> **Aim of the task**
Pull every line of the entries that has the word "phase".

> **Data supplied**

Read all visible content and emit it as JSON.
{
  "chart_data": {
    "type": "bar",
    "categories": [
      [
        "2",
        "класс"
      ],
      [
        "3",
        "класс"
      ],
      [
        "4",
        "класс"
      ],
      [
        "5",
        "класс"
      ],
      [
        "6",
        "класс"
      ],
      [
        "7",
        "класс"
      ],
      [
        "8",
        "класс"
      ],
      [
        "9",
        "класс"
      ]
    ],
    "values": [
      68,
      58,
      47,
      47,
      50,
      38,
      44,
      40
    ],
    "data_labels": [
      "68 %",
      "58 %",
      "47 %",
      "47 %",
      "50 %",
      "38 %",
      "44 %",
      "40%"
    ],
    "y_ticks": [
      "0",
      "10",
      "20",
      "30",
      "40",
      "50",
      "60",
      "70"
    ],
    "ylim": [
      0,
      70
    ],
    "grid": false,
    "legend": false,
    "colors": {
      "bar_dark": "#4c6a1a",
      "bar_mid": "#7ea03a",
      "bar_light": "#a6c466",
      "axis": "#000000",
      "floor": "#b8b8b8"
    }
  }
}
==
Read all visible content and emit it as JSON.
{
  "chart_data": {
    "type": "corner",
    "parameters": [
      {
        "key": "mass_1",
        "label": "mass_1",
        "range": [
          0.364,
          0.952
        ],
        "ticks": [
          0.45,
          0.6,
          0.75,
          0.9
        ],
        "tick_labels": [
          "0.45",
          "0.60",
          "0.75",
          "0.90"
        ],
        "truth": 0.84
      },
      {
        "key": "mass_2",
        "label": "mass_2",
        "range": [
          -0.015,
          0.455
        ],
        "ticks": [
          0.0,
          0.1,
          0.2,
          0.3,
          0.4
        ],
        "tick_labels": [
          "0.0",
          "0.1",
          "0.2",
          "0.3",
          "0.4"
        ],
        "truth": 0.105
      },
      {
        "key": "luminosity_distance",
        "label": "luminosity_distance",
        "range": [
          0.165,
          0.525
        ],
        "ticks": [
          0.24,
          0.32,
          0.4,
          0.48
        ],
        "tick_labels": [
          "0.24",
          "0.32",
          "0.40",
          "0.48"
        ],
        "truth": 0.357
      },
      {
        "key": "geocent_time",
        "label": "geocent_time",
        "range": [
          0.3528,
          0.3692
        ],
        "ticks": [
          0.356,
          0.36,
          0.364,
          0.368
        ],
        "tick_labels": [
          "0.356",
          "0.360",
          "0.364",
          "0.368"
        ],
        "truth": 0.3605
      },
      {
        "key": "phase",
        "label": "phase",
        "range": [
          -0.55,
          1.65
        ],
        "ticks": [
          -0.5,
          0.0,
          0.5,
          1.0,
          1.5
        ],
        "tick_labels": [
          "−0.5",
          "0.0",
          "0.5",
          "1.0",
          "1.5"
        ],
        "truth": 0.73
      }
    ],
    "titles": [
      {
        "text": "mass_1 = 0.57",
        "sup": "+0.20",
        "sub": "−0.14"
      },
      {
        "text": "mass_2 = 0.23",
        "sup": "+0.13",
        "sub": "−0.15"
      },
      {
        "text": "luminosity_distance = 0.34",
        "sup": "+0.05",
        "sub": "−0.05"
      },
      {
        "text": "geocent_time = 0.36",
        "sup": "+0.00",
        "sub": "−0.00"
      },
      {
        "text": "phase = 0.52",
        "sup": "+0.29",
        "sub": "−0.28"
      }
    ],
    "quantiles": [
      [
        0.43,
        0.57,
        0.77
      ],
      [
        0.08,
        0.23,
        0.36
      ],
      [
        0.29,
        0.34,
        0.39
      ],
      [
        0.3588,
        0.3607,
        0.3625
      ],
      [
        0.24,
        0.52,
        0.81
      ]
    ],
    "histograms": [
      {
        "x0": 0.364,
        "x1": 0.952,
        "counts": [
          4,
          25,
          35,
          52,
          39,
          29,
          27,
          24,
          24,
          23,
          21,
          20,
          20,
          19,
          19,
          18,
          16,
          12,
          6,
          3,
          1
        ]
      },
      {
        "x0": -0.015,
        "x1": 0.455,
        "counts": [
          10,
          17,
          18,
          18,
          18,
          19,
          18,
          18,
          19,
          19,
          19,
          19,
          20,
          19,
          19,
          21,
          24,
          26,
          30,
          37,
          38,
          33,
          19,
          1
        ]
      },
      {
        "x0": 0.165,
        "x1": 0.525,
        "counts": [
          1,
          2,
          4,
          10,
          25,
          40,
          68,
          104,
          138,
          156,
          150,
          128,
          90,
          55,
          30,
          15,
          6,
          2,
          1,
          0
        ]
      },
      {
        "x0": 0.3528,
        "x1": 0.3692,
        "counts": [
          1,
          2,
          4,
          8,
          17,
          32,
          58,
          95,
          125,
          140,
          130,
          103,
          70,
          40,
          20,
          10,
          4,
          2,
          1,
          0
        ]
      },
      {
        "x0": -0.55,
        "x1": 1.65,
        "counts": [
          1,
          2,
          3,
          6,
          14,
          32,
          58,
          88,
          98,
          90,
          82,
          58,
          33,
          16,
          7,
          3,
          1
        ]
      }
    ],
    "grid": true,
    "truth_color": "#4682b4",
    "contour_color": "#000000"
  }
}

> **Answer below**
        "key": "phase",
        "label": "phase",
        "text": "phase = 0.52",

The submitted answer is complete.